++++ RECORDS SUPPLIED ++++

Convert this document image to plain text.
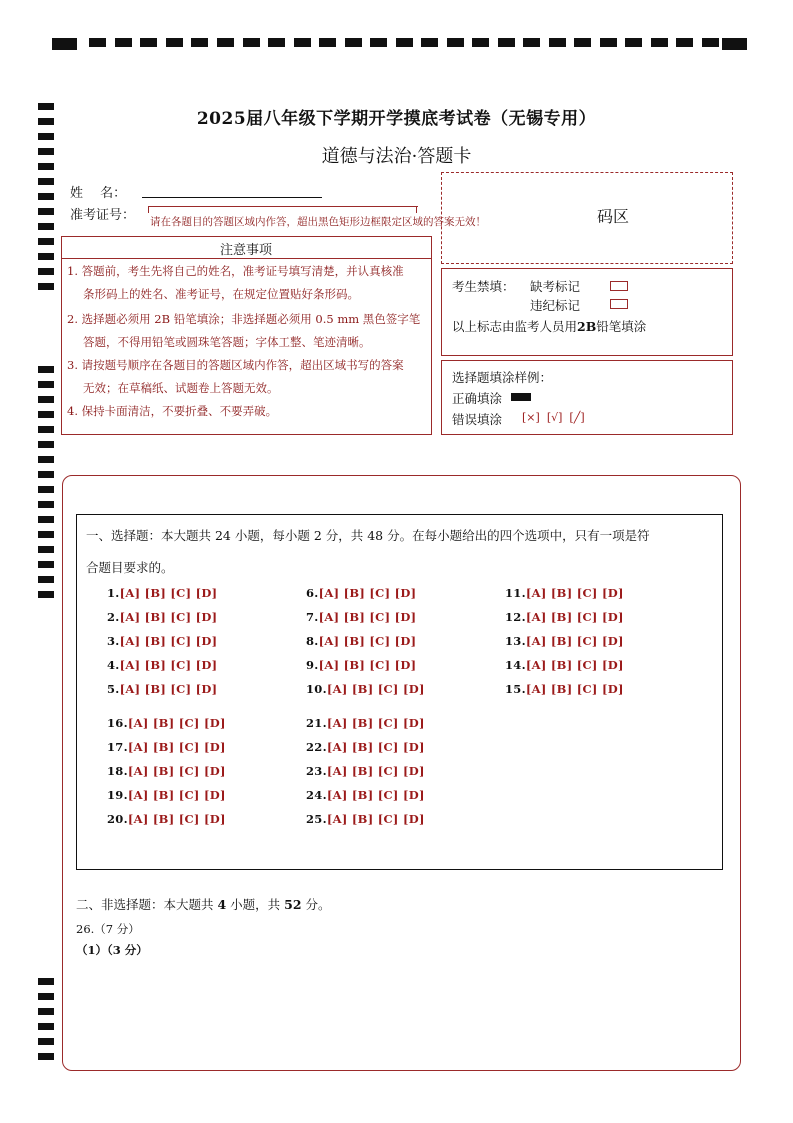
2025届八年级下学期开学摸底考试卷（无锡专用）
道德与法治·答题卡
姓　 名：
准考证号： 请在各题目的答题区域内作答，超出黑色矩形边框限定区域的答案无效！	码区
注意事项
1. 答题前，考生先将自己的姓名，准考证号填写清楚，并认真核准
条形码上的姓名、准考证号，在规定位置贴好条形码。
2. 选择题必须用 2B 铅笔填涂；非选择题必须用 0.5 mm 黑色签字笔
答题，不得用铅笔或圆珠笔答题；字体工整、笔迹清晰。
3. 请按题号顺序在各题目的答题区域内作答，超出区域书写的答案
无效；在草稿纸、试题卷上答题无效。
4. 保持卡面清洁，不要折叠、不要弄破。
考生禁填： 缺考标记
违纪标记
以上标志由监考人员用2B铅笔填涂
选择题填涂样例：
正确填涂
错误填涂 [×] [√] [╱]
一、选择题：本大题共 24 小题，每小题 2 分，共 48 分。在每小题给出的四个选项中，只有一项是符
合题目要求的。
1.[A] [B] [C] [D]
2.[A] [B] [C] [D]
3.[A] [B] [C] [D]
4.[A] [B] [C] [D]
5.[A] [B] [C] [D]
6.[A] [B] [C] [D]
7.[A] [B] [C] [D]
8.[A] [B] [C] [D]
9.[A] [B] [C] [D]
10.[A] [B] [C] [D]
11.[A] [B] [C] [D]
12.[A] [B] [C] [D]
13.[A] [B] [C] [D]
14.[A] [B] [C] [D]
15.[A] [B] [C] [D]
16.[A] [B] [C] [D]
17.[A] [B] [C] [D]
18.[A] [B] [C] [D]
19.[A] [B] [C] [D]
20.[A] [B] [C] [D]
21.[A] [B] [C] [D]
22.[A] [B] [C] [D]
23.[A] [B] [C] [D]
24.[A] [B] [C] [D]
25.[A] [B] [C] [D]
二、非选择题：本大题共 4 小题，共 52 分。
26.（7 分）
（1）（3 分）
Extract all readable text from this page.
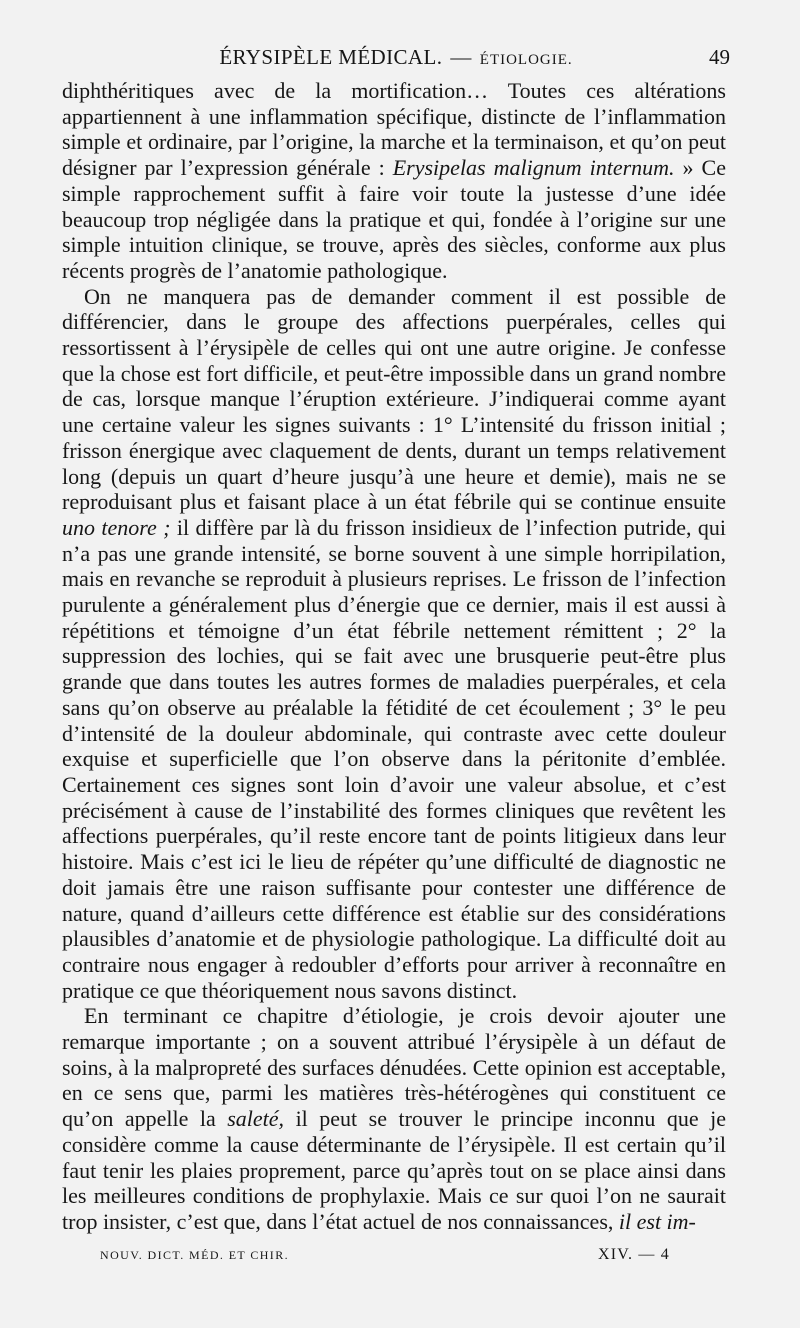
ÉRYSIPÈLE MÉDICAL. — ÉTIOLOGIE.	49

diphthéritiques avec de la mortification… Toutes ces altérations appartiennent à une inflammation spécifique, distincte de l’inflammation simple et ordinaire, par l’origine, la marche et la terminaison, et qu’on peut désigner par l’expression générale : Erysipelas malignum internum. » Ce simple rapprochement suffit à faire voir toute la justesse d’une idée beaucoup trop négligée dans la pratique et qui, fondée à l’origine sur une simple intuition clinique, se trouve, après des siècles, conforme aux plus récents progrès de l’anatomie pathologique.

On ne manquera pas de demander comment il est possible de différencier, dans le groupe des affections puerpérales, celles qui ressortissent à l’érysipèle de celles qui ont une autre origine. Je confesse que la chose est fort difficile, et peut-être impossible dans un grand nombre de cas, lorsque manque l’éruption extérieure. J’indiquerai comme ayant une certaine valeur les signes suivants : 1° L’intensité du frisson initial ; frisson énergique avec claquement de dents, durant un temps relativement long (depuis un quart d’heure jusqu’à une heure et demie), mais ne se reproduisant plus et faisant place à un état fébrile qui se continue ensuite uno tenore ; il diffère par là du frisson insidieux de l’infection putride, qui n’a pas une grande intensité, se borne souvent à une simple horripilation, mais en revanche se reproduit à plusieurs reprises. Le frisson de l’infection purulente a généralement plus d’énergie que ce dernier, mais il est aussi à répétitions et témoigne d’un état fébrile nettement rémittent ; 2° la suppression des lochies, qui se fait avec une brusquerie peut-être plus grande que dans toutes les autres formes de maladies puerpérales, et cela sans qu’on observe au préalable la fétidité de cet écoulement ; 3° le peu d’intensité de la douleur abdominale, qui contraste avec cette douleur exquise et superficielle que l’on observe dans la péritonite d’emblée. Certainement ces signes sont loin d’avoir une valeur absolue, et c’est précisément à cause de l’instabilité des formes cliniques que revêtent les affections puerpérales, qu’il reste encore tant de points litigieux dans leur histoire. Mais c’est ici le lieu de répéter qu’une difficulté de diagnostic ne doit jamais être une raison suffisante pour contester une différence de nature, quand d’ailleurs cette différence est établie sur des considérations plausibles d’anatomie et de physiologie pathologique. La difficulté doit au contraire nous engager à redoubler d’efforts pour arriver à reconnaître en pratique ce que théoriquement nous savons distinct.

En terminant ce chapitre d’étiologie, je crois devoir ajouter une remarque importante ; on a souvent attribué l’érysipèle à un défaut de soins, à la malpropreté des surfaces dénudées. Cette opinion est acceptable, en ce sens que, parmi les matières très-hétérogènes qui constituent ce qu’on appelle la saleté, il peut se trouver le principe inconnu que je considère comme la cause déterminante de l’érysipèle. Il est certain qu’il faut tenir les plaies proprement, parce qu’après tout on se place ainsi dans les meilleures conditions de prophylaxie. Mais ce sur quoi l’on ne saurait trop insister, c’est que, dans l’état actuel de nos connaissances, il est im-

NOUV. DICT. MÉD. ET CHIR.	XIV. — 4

++++

PROBLEM DESCRIPTION: Without the pictures, print the whole listing exactly as given.

TASK OUTPUT:
Convert this document image to plain text.
2025届八年级下学期开学摸底考试卷（无锡专用）
道德与法治·答题卡
姓　 名：
准考证号： 请在各题目的答题区域内作答，超出黑色矩形边框限定区域的答案无效！	码区
注意事项
1. 答题前，考生先将自己的姓名，准考证号填写清楚，并认真核准
条形码上的姓名、准考证号，在规定位置贴好条形码。
2. 选择题必须用 2B 铅笔填涂；非选择题必须用 0.5 mm 黑色签字笔
答题，不得用铅笔或圆珠笔答题；字体工整、笔迹清晰。
3. 请按题号顺序在各题目的答题区域内作答，超出区域书写的答案
无效；在草稿纸、试题卷上答题无效。
4. 保持卡面清洁，不要折叠、不要弄破。
考生禁填： 缺考标记
违纪标记
以上标志由监考人员用2B铅笔填涂
选择题填涂样例：
正确填涂
错误填涂 [×] [√] [╱]
一、选择题：本大题共 24 小题，每小题 2 分，共 48 分。在每小题给出的四个选项中，只有一项是符
合题目要求的。
1.[A] [B] [C] [D]
2.[A] [B] [C] [D]
3.[A] [B] [C] [D]
4.[A] [B] [C] [D]
5.[A] [B] [C] [D]
6.[A] [B] [C] [D]
7.[A] [B] [C] [D]
8.[A] [B] [C] [D]
9.[A] [B] [C] [D]
10.[A] [B] [C] [D]
11.[A] [B] [C] [D]
12.[A] [B] [C] [D]
13.[A] [B] [C] [D]
14.[A] [B] [C] [D]
15.[A] [B] [C] [D]
16.[A] [B] [C] [D]
17.[A] [B] [C] [D]
18.[A] [B] [C] [D]
19.[A] [B] [C] [D]
20.[A] [B] [C] [D]
21.[A] [B] [C] [D]
22.[A] [B] [C] [D]
23.[A] [B] [C] [D]
24.[A] [B] [C] [D]
25.[A] [B] [C] [D]
二、非选择题：本大题共 4 小题，共 52 分。
26.（7 分）
（1）（3 分）
Extract all readable text from this page.
ÉRYSIPÈLE MÉDICAL. — ÉTIOLOGIE.	49

diphthéritiques avec de la mortification… Toutes ces altérations appartiennent à une inflammation spécifique, distincte de l’inflammation simple et ordinaire, par l’origine, la marche et la terminaison, et qu’on peut désigner par l’expression générale : Erysipelas malignum internum. » Ce simple rapprochement suffit à faire voir toute la justesse d’une idée beaucoup trop négligée dans la pratique et qui, fondée à l’origine sur une simple intuition clinique, se trouve, après des siècles, conforme aux plus récents progrès de l’anatomie pathologique.

On ne manquera pas de demander comment il est possible de différencier, dans le groupe des affections puerpérales, celles qui ressortissent à l’érysipèle de celles qui ont une autre origine. Je confesse que la chose est fort difficile, et peut-être impossible dans un grand nombre de cas, lorsque manque l’éruption extérieure. J’indiquerai comme ayant une certaine valeur les signes suivants : 1° L’intensité du frisson initial ; frisson énergique avec claquement de dents, durant un temps relativement long (depuis un quart d’heure jusqu’à une heure et demie), mais ne se reproduisant plus et faisant place à un état fébrile qui se continue ensuite uno tenore ; il diffère par là du frisson insidieux de l’infection putride, qui n’a pas une grande intensité, se borne souvent à une simple horripilation, mais en revanche se reproduit à plusieurs reprises. Le frisson de l’infection purulente a généralement plus d’énergie que ce dernier, mais il est aussi à répétitions et témoigne d’un état fébrile nettement rémittent ; 2° la suppression des lochies, qui se fait avec une brusquerie peut-être plus grande que dans toutes les autres formes de maladies puerpérales, et cela sans qu’on observe au préalable la fétidité de cet écoulement ; 3° le peu d’intensité de la douleur abdominale, qui contraste avec cette douleur exquise et superficielle que l’on observe dans la péritonite d’emblée. Certainement ces signes sont loin d’avoir une valeur absolue, et c’est précisément à cause de l’instabilité des formes cliniques que revêtent les affections puerpérales, qu’il reste encore tant de points litigieux dans leur histoire. Mais c’est ici le lieu de répéter qu’une difficulté de diagnostic ne doit jamais être une raison suffisante pour contester une différence de nature, quand d’ailleurs cette différence est établie sur des considérations plausibles d’anatomie et de physiologie pathologique. La difficulté doit au contraire nous engager à redoubler d’efforts pour arriver à reconnaître en pratique ce que théoriquement nous savons distinct.

En terminant ce chapitre d’étiologie, je crois devoir ajouter une remarque importante ; on a souvent attribué l’érysipèle à un défaut de soins, à la malpropreté des surfaces dénudées. Cette opinion est acceptable, en ce sens que, parmi les matières très-hétérogènes qui constituent ce qu’on appelle la saleté, il peut se trouver le principe inconnu que je considère comme la cause déterminante de l’érysipèle. Il est certain qu’il faut tenir les plaies proprement, parce qu’après tout on se place ainsi dans les meilleures conditions de prophylaxie. Mais ce sur quoi l’on ne saurait trop insister, c’est que, dans l’état actuel de nos connaissances, il est im-

NOUV. DICT. MÉD. ET CHIR.	XIV. — 4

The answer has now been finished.